(PROMPT) In the entries below, find every line with "ملكه" and copy it.

:::

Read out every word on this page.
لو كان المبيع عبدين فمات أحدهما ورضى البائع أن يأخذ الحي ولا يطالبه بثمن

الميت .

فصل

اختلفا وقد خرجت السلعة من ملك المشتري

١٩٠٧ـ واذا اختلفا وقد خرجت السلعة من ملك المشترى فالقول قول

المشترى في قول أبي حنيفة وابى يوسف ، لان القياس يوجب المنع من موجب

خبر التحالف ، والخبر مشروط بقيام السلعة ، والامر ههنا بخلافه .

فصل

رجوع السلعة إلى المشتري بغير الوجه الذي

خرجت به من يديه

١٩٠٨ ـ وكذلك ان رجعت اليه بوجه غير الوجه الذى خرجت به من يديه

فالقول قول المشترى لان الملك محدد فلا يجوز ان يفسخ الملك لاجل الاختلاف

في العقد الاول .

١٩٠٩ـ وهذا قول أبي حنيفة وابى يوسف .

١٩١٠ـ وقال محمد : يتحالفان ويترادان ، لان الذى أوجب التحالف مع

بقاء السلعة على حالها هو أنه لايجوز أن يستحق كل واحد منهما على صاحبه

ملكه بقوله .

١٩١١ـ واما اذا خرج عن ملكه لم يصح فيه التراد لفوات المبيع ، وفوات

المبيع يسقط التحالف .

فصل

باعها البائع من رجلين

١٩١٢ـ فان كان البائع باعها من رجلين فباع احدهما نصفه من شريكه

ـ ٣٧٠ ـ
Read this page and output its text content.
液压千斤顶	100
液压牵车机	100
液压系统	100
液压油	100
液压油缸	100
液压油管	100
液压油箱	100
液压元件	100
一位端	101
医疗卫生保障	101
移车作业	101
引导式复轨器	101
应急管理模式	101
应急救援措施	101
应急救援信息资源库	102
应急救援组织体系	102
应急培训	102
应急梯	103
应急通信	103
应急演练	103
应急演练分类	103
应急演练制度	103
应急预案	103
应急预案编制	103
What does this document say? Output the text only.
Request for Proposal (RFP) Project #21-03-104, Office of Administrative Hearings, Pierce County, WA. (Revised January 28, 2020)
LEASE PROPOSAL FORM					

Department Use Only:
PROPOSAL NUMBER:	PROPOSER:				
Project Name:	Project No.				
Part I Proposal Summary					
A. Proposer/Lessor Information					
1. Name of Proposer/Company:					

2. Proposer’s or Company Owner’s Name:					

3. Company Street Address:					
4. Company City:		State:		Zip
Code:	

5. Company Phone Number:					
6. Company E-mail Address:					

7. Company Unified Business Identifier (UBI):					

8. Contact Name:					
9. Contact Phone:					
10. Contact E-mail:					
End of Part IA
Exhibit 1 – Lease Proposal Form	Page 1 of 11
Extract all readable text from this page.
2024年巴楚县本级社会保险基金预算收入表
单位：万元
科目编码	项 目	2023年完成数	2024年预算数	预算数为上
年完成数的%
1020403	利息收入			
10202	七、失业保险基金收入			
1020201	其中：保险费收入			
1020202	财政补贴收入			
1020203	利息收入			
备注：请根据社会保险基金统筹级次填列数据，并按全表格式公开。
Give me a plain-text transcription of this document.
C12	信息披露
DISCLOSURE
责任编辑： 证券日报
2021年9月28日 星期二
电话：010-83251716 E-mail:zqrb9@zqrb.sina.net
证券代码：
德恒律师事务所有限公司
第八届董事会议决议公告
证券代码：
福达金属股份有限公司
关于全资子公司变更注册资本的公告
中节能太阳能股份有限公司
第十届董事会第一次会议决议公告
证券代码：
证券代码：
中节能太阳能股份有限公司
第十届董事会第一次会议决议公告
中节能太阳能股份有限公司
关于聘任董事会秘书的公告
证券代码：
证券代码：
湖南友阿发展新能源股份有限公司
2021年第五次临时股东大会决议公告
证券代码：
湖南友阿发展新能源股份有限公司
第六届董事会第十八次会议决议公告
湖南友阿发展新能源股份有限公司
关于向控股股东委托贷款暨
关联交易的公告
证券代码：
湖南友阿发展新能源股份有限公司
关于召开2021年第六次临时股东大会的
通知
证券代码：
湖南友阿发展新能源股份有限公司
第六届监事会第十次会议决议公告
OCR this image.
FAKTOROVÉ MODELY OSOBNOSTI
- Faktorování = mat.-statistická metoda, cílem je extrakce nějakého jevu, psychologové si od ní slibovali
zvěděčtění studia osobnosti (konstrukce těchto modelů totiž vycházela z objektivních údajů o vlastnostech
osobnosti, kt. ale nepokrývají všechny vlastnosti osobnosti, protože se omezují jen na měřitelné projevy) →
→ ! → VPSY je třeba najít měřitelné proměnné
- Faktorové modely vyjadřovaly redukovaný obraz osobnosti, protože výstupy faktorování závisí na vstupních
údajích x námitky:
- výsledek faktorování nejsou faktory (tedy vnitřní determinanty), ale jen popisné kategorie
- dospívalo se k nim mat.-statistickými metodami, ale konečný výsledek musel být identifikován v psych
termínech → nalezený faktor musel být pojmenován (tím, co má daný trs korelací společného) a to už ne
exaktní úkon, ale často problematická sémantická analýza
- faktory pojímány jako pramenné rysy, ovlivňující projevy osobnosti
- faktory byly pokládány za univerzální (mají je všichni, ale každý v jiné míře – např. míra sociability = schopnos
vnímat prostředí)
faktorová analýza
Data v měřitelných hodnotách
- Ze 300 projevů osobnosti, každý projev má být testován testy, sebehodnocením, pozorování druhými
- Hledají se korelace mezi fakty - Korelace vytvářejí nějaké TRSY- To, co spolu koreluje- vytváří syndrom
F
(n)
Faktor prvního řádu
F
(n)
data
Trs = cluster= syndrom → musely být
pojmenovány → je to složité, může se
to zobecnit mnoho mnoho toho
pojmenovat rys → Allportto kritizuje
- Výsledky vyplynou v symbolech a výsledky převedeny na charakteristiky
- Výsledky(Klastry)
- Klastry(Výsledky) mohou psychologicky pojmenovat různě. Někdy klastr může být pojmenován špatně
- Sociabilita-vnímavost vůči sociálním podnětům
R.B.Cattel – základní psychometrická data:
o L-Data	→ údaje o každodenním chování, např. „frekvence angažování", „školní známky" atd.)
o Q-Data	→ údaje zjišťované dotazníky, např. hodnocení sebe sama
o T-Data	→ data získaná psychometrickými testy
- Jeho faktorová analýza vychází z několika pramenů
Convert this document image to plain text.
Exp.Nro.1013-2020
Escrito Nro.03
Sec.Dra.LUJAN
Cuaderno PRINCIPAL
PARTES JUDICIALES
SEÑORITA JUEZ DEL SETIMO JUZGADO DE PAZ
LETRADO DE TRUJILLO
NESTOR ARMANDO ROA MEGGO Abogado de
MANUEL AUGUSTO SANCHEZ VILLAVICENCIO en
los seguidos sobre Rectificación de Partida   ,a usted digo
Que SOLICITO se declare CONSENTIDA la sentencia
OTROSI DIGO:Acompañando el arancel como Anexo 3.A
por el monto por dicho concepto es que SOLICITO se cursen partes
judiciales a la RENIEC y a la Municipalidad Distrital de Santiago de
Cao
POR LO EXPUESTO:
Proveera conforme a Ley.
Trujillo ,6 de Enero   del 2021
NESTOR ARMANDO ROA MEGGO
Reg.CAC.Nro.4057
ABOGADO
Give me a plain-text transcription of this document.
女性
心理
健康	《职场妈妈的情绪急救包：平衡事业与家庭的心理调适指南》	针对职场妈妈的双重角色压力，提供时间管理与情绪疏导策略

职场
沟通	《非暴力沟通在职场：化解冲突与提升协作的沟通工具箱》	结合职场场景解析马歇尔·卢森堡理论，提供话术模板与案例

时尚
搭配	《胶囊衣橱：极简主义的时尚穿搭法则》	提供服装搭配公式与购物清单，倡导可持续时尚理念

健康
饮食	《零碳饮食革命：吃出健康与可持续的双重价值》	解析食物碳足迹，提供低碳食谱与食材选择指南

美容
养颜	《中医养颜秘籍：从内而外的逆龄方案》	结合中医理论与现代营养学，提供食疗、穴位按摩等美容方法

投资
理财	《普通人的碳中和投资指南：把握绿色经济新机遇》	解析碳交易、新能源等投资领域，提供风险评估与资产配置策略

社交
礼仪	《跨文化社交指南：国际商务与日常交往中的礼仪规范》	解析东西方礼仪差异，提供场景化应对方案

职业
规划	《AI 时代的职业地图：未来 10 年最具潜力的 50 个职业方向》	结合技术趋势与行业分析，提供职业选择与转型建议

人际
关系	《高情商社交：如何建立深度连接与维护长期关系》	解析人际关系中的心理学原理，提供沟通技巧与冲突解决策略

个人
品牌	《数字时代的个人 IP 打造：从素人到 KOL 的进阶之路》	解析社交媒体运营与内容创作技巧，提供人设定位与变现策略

:::

(RESULT OF THIS EXERCISE)
ملكه بقوله .
١٩١١ـ واما اذا خرج عن ملكه لم يصح فيه التراد لفوات المبيع ، وفوات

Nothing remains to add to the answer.